===== MATERIAL FOR THIS TASK =====

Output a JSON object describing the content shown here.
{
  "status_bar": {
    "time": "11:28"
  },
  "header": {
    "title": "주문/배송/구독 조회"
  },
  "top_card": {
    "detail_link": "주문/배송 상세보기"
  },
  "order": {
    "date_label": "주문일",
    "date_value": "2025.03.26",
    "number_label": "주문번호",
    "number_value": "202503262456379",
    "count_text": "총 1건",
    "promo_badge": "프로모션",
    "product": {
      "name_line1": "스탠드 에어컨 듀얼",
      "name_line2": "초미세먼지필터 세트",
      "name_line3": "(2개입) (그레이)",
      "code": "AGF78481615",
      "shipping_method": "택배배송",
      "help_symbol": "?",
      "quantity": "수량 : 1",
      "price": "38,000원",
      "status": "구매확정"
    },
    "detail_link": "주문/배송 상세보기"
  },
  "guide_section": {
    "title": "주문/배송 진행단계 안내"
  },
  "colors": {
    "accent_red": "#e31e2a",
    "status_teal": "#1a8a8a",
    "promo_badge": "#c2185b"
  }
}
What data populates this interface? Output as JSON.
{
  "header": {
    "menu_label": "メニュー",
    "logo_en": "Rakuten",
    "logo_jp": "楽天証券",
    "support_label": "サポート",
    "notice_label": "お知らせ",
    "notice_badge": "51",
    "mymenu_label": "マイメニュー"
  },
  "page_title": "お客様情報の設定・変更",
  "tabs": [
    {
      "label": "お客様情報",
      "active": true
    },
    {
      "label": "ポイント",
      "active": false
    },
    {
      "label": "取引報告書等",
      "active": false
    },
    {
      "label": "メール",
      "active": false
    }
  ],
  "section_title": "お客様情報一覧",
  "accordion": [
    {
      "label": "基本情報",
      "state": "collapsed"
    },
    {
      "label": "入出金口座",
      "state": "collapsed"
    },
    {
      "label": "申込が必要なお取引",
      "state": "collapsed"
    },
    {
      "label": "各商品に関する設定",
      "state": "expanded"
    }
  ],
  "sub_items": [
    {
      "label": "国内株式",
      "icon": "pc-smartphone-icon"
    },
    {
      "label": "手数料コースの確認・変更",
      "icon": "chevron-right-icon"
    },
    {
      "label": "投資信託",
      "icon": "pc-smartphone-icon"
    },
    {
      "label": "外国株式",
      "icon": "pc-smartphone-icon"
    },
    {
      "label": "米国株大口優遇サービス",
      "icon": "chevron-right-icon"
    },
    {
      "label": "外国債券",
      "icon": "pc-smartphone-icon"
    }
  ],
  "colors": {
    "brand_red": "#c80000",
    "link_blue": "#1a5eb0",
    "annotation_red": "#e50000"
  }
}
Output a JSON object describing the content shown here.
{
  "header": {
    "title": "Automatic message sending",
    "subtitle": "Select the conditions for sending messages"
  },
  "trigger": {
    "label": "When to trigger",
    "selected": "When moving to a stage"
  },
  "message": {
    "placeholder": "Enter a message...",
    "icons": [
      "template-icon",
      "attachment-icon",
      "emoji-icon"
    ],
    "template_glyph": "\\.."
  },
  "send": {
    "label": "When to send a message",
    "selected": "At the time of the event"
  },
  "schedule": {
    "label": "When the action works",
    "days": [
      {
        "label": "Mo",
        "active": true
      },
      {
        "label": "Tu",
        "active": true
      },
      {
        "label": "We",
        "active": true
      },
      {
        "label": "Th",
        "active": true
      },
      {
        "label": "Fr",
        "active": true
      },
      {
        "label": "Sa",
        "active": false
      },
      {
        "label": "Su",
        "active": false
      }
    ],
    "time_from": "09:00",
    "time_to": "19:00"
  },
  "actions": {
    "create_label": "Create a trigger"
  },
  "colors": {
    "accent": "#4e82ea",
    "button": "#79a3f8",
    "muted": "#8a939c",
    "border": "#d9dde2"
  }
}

=====

Extract from the data every line where "trigger" shows up.

  "trigger": {
    "label": "When to trigger",
    "create_label": "Create a trigger"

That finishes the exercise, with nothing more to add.